__Aim of the task__.
Output the entries below exactly as written, omitting pictures.
BEGIN
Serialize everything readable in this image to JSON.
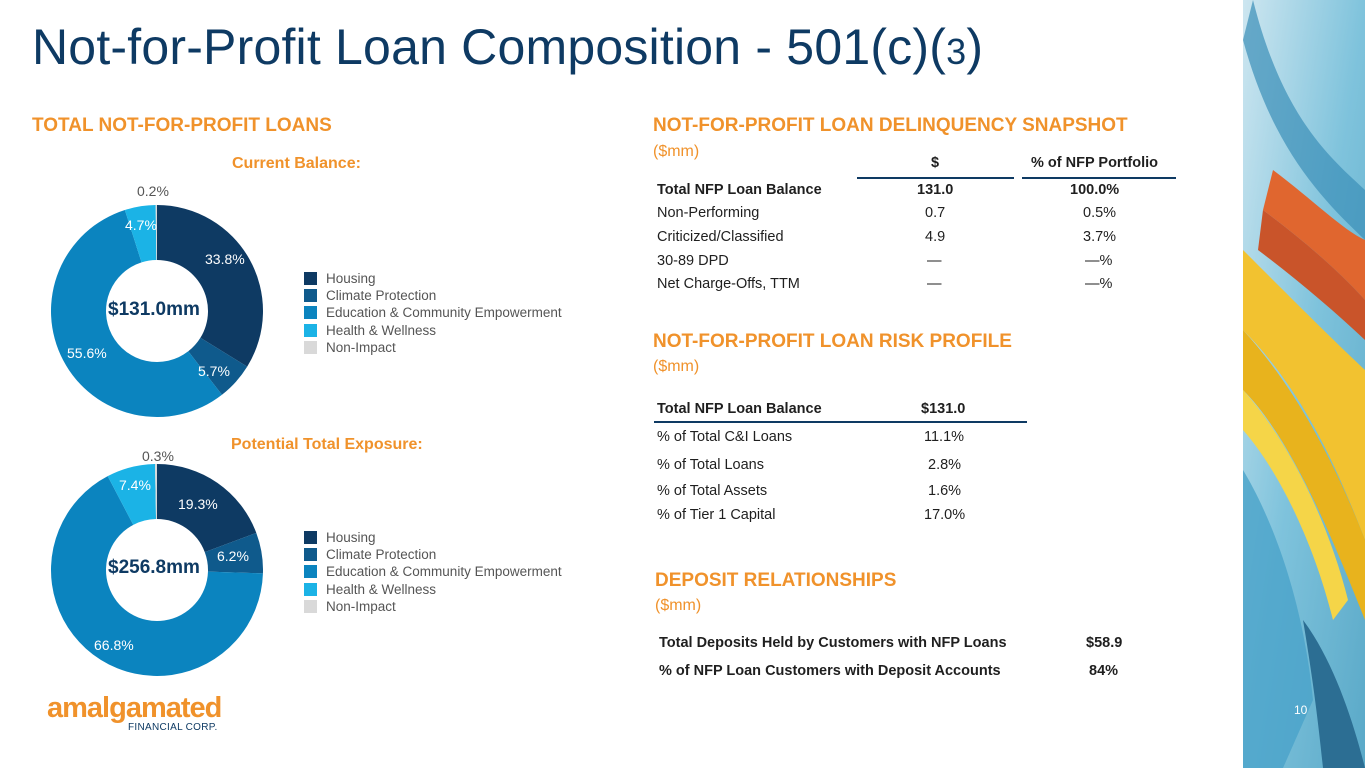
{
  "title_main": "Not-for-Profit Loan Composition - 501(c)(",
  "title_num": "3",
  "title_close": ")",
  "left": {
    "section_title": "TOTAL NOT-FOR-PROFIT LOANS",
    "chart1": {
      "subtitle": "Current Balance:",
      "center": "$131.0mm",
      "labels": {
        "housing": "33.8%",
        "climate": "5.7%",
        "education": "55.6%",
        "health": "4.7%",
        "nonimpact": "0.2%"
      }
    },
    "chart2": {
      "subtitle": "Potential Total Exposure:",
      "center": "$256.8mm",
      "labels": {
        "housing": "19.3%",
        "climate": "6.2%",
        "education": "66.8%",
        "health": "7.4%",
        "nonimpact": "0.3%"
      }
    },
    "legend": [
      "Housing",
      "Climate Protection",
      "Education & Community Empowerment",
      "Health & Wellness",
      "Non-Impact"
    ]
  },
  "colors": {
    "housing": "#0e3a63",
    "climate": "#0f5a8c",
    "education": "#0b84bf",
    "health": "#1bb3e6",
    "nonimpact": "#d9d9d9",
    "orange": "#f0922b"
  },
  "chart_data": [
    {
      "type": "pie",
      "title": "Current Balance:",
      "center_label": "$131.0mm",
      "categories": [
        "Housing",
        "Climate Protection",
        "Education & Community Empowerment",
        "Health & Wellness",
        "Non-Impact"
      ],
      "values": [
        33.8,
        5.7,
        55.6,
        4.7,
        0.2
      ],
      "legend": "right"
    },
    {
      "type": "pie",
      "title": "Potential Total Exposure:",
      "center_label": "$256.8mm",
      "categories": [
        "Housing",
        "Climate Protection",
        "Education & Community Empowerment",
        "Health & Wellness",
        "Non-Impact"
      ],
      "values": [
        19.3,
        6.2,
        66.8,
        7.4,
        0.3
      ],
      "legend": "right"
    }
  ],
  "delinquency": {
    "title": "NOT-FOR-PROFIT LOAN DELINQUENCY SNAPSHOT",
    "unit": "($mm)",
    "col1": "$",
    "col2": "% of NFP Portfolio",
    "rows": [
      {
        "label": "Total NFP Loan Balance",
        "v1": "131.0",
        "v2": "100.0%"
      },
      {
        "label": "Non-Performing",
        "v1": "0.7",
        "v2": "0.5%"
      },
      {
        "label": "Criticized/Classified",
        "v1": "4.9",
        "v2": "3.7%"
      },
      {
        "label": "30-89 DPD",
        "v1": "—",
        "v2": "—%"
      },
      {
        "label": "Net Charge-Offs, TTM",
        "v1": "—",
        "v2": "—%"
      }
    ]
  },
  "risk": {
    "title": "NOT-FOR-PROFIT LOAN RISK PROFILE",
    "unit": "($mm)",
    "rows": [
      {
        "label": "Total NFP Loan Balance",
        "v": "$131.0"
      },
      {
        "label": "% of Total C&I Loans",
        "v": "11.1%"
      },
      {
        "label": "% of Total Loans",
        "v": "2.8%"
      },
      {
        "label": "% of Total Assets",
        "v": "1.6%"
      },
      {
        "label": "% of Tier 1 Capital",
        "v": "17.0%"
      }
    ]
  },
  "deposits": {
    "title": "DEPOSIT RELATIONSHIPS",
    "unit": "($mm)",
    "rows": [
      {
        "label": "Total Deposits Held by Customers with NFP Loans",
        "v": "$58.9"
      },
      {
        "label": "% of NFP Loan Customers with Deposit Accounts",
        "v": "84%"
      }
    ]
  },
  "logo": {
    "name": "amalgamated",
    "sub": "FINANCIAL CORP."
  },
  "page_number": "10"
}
END
__Reply__.
Serialize everything readable in this image to JSON.
{
  "title_main": "Not-for-Profit Loan Composition - 501(c)(",
  "title_num": "3",
  "title_close": ")",
  "left": {
    "section_title": "TOTAL NOT-FOR-PROFIT LOANS",
    "chart1": {
      "subtitle": "Current Balance:",
      "center": "$131.0mm",
      "labels": {
        "housing": "33.8%",
        "climate": "5.7%",
        "education": "55.6%",
        "health": "4.7%",
        "nonimpact": "0.2%"
      }
    },
    "chart2": {
      "subtitle": "Potential Total Exposure:",
      "center": "$256.8mm",
      "labels": {
        "housing": "19.3%",
        "climate": "6.2%",
        "education": "66.8%",
        "health": "7.4%",
        "nonimpact": "0.3%"
      }
    },
    "legend": [
      "Housing",
      "Climate Protection",
      "Education & Community Empowerment",
      "Health & Wellness",
      "Non-Impact"
    ]
  },
  "colors": {
    "housing": "#0e3a63",
    "climate": "#0f5a8c",
    "education": "#0b84bf",
    "health": "#1bb3e6",
    "nonimpact": "#d9d9d9",
    "orange": "#f0922b"
  },
  "chart_data": [
    {
      "type": "pie",
      "title": "Current Balance:",
      "center_label": "$131.0mm",
      "categories": [
        "Housing",
        "Climate Protection",
        "Education & Community Empowerment",
        "Health & Wellness",
        "Non-Impact"
      ],
      "values": [
        33.8,
        5.7,
        55.6,
        4.7,
        0.2
      ],
      "legend": "right"
    },
    {
      "type": "pie",
      "title": "Potential Total Exposure:",
      "center_label": "$256.8mm",
      "categories": [
        "Housing",
        "Climate Protection",
        "Education & Community Empowerment",
        "Health & Wellness",
        "Non-Impact"
      ],
      "values": [
        19.3,
        6.2,
        66.8,
        7.4,
        0.3
      ],
      "legend": "right"
    }
  ],
  "delinquency": {
    "title": "NOT-FOR-PROFIT LOAN DELINQUENCY SNAPSHOT",
    "unit": "($mm)",
    "col1": "$",
    "col2": "% of NFP Portfolio",
    "rows": [
      {
        "label": "Total NFP Loan Balance",
        "v1": "131.0",
        "v2": "100.0%"
      },
      {
        "label": "Non-Performing",
        "v1": "0.7",
        "v2": "0.5%"
      },
      {
        "label": "Criticized/Classified",
        "v1": "4.9",
        "v2": "3.7%"
      },
      {
        "label": "30-89 DPD",
        "v1": "—",
        "v2": "—%"
      },
      {
        "label": "Net Charge-Offs, TTM",
        "v1": "—",
        "v2": "—%"
      }
    ]
  },
  "risk": {
    "title": "NOT-FOR-PROFIT LOAN RISK PROFILE",
    "unit": "($mm)",
    "rows": [
      {
        "label": "Total NFP Loan Balance",
        "v": "$131.0"
      },
      {
        "label": "% of Total C&I Loans",
        "v": "11.1%"
      },
      {
        "label": "% of Total Loans",
        "v": "2.8%"
      },
      {
        "label": "% of Total Assets",
        "v": "1.6%"
      },
      {
        "label": "% of Tier 1 Capital",
        "v": "17.0%"
      }
    ]
  },
  "deposits": {
    "title": "DEPOSIT RELATIONSHIPS",
    "unit": "($mm)",
    "rows": [
      {
        "label": "Total Deposits Held by Customers with NFP Loans",
        "v": "$58.9"
      },
      {
        "label": "% of NFP Loan Customers with Deposit Accounts",
        "v": "84%"
      }
    ]
  },
  "logo": {
    "name": "amalgamated",
    "sub": "FINANCIAL CORP."
  },
  "page_number": "10"
}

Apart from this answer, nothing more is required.